■ Brief ■
Write out each line in which the string "that" is present.

+++

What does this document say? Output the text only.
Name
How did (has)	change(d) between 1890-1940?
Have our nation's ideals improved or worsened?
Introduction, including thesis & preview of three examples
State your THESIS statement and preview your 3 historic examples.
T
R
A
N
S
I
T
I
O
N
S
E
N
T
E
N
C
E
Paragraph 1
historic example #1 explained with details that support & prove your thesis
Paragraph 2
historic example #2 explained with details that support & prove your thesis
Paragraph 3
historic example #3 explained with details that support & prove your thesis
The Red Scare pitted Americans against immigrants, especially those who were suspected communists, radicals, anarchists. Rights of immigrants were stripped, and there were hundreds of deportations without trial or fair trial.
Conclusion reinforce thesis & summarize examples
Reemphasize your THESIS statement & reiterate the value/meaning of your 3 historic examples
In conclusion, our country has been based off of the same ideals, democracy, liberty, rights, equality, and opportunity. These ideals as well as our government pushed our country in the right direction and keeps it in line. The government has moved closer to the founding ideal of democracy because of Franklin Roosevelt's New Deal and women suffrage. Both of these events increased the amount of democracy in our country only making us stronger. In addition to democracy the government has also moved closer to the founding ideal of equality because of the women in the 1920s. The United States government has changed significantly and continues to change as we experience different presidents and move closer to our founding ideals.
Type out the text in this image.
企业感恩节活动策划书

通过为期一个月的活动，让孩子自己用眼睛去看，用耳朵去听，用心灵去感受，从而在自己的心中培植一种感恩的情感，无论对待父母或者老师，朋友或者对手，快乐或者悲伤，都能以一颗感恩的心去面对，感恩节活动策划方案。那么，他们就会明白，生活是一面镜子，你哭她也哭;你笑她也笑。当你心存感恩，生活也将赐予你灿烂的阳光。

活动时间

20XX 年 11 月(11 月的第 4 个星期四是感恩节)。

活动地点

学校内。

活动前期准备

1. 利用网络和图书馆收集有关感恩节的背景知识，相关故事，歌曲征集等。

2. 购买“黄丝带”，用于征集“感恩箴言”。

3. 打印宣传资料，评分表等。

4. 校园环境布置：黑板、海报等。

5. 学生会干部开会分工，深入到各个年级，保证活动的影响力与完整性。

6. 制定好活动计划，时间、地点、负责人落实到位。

+++

■ Result of the exercise ■
historic example #1 explained with details that support & prove your thesis
historic example #2 explained with details that support & prove your thesis
historic example #3 explained with details that support & prove your thesis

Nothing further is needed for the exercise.